▸ What you will do
Every record must be repeated exactly, with no omission.

--- Begin The data ---

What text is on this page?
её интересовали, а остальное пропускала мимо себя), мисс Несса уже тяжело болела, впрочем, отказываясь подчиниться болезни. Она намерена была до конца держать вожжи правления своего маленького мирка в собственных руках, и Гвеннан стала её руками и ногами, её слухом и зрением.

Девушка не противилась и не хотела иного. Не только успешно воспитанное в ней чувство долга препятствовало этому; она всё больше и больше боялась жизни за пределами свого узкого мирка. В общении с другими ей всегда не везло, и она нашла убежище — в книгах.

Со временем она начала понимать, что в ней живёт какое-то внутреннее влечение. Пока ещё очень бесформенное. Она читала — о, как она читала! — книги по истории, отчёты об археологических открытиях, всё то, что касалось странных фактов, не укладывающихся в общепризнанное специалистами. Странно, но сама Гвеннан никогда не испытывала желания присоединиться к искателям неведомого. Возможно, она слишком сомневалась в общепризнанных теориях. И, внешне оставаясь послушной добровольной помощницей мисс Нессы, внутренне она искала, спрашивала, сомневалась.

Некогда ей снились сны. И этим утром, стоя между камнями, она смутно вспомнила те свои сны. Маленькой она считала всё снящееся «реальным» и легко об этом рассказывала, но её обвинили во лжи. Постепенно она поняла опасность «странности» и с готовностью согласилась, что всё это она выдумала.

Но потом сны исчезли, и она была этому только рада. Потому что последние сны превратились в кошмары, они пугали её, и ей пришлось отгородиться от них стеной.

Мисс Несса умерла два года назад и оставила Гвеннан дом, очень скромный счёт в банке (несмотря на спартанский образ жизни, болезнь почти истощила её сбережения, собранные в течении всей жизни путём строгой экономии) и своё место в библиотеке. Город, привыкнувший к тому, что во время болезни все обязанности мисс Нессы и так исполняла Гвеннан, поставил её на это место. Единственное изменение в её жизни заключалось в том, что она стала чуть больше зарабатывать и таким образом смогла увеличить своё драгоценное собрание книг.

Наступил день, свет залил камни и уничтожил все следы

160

--- End The data ---

▸ Exercise solution
What text is on this page?
её интересовали, а остальное пропускала мимо себя), мисс Несса уже тяжело болела, впрочем, отказываясь подчиниться болезни. Она намерена была до конца держать вожжи правления своего маленького мирка в собственных руках, и Гвеннан стала её руками и ногами, её слухом и зрением.

Девушка не противилась и не хотела иного. Не только успешно воспитанное в ней чувство долга препятствовало этому; она всё больше и больше боялась жизни за пределами свого узкого мирка. В общении с другими ей всегда не везло, и она нашла убежище — в книгах.

Со временем она начала понимать, что в ней живёт какое-то внутреннее влечение. Пока ещё очень бесформенное. Она читала — о, как она читала! — книги по истории, отчёты об археологических открытиях, всё то, что касалось странных фактов, не укладывающихся в общепризнанное специалистами. Странно, но сама Гвеннан никогда не испытывала желания присоединиться к искателям неведомого. Возможно, она слишком сомневалась в общепризнанных теориях. И, внешне оставаясь послушной добровольной помощницей мисс Нессы, внутренне она искала, спрашивала, сомневалась.

Некогда ей снились сны. И этим утром, стоя между камнями, она смутно вспомнила те свои сны. Маленькой она считала всё снящееся «реальным» и легко об этом рассказывала, но её обвинили во лжи. Постепенно она поняла опасность «странности» и с готовностью согласилась, что всё это она выдумала.

Но потом сны исчезли, и она была этому только рада. Потому что последние сны превратились в кошмары, они пугали её, и ей пришлось отгородиться от них стеной.

Мисс Несса умерла два года назад и оставила Гвеннан дом, очень скромный счёт в банке (несмотря на спартанский образ жизни, болезнь почти истощила её сбережения, собранные в течении всей жизни путём строгой экономии) и своё место в библиотеке. Город, привыкнувший к тому, что во время болезни все обязанности мисс Нессы и так исполняла Гвеннан, поставил её на это место. Единственное изменение в её жизни заключалось в том, что она стала чуть больше зарабатывать и таким образом смогла увеличить своё драгоценное собрание книг.

Наступил день, свет залил камни и уничтожил все следы

160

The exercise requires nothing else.